ЗАДАНИЯ ::
a) Назовите всех поэтов, чьи имена подписаны под эпиграфами после заголовка «КОЛОМЕНСКАЯ ВЕРСТА» в тексте о Верстовом Столбе.
b) Замените «Действительно» на «В самом деле» и приведите фрагмент текста о Верстовом Столбе от слов «Всем законам - закон.» до слов «что это акростих...» включительно.
c) Напишите продолжение текста о Верстовом Столбе, которое следует за его последним предложением.

ФРАГМЕНТ ТЕКСТА ::
________________________________________

Глеб Струве сосредоточил свое внимание на Верстовом Столбе, чем и я не могу не заняться по повелению все той же музыки.


КОЛОМЕНСКАЯ ВЕРСТА


Там верстою небывалой

Он торчал передо мной.

Пушкин


Все мы бражники здесь, блудницы.

Ахматова


Страстный стон, смертный стон,

А над стонами - сон.

Всем престолам - престол.

Всем законам - закон.

Цветаева


Ну ладно. Действительно, мне повезло, я чудом набрела на новую в русской поэзии музыку «Кавалера», в которую не было возвращено новое слово, и поэтому новая музыка Цветаевой никем прежде не была услышана. Но не замечают и более простых вещей. Ахматова, когда Л.Ч. при ней перечитывала «Бывало, я с утра молчу», сказала: «Пятьдесят лет никто не замечает, что это акростих...

Б

О

Р

И

С


А

Н

Р

Е

П».

Я также позволю себе удивиться: 30 лет никто не замечает, что в «калиострах, магах, лизисках» следует искать и Поэта-женщину. Ибо Ахматова не терпит условностей даже в тайнописи (даром, что ли, я посвятила этому ее фантастически-скрупулезному свойству страницы, где слово за словом, строку за строкой пыталась разобрать «Поздний ответ»?). А сопоставив стих «в калиострах, магах, лизисках» с первым вариантом этого стиха: «в колдунах, звездочетах, лизисках», странно не задуматься: почему именно только «лизиска» не заменена никем и прочно оставлена автором на своем месте? Блоковский «звездочет» из «Незнакомки» уступил место Калиостро. Ясно, что ни о каком общем месте или, того хуже, - захлебе-забалтывании, что ныне в моде, - и речи быть не может. Более того, Ахматова объяснила, что «Верстовой Столб - Поэт вообще, поэт с большой буквы, некто вроде Маяковского и т.д.» Очень важное здесь - «т.д.». В «т.д.» Ахматова поневоле намекает на Цветаеву «лизиску». Маяковский - футурист. Не означает ли это, что в «т.д.» перво-наперво надо искать поэта левого эксперимента, да к тому же - женщину? Футуристкой Цветаеву не назовешь, но поэтом левого эксперимента она безусловно является.

«Поэт с большой буквы», думаю, звучит в устах Ахматовой насмешливо. Как долго и безвкусно бытовало «с большой буквы» в среде стихотворцев и их читателей! Теперь это выражение приняло более лаконичный вид: «гений»... И сколько их! - Но потехе - абзац, а делу - страницы.

________________________________________

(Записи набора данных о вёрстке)
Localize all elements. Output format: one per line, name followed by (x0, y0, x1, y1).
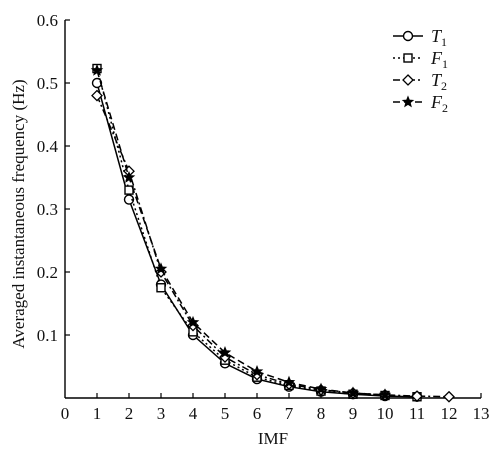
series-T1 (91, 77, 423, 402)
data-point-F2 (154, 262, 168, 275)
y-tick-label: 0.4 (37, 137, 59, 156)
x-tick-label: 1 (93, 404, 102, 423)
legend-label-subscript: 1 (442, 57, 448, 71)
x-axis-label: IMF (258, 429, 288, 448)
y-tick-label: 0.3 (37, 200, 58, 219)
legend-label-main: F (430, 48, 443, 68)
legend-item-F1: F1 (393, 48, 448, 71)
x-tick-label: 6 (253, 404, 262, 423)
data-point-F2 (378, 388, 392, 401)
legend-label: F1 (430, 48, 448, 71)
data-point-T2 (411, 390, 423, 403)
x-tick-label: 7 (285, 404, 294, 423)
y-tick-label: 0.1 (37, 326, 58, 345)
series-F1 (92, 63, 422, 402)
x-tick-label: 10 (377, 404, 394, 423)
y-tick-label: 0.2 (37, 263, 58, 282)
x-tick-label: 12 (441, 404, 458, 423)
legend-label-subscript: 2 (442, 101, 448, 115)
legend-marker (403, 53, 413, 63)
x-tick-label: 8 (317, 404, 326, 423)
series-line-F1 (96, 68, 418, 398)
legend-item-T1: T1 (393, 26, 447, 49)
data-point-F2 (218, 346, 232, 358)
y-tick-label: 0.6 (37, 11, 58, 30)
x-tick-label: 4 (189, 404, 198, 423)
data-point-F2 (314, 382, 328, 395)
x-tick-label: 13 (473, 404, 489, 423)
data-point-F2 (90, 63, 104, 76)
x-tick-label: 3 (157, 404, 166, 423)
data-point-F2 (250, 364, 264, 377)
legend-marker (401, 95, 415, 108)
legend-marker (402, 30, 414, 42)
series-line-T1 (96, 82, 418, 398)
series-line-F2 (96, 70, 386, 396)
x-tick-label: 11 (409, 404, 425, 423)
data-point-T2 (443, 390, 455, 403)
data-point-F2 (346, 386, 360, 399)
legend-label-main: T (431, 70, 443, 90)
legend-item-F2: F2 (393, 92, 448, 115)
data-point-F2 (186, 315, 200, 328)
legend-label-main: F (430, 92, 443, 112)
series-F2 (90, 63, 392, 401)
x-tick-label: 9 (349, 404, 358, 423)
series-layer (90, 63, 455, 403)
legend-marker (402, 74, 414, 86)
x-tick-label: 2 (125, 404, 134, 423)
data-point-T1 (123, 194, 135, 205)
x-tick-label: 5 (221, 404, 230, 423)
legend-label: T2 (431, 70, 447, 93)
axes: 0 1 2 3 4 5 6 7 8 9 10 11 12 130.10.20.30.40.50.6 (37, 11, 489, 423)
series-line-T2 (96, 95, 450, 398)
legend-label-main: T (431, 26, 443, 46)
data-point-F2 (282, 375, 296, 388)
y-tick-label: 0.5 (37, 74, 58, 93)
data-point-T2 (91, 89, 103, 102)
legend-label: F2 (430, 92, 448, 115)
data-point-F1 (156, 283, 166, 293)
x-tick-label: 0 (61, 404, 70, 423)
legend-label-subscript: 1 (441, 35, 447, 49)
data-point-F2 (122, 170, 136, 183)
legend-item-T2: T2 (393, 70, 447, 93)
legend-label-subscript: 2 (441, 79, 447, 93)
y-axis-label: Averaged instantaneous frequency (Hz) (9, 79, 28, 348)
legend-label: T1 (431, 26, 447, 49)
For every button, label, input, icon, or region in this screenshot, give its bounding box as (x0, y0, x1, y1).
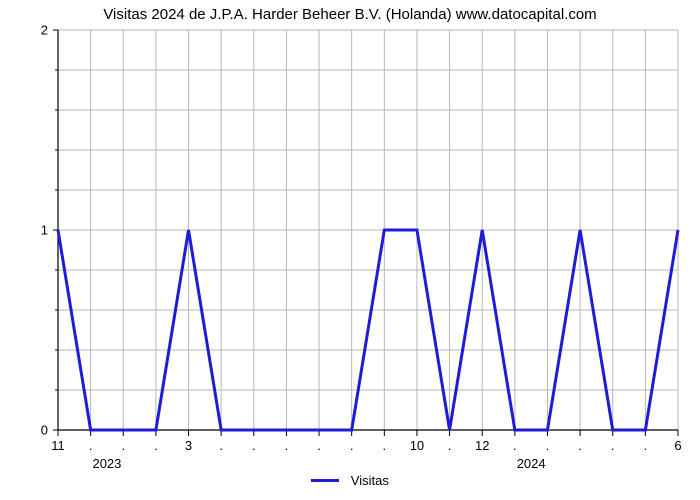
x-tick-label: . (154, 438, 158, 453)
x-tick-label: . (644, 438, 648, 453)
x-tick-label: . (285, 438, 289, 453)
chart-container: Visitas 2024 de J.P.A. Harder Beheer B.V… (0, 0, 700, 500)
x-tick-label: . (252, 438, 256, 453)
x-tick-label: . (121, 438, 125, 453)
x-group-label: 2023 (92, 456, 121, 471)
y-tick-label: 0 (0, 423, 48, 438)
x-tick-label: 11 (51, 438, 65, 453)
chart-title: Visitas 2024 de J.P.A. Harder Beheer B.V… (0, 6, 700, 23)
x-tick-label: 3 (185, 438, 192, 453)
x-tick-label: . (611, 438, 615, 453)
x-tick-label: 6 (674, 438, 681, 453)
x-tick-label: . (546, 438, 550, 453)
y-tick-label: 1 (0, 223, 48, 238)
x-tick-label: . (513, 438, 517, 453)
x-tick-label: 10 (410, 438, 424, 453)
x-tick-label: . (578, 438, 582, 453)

________________________________________

ОТВЕТЫ ::
a) Пушкин, Ахматова, Цветаева.

b)
Всем законам - закон.

Цветаева


Ну ладно. В самом деле, мне повезло, я чудом набрела на новую в русской поэзии музыку «Кавалера», в которую не было возвращено новое слово, и поэтому новая музыка Цветаевой никем прежде не была услышана. Но не замечают и более простых вещей. Ахматова, когда Л.Ч. при ней перечитывала «Бывало, я с утра молчу», сказала: «Пятьдесят лет никто не замечает, что это акростих...

c)
Глеб Струве («Анна Ахматова», III том, Париж, YMCA-Press) в дополнительном комментарии к рассказу Б. Анрепа о черном кольце пишет: «Б.В. отвечал мне на некоторые вопросы о «Поэме без героя»: мне казалось, что некоторые намеки и «портреты» в ней (как последние ни законспирированы иногда) он должен был понять и узнать, хотя его знакомство с Ахматовой и относилось к более позднему времени. Он писал, что Князева не знал и про него ничего сказать не может. А дальше говорил: в «Поэме» и «Маскараде» дело сложнее: третий, конечно, Князев. Второй - не Блок...»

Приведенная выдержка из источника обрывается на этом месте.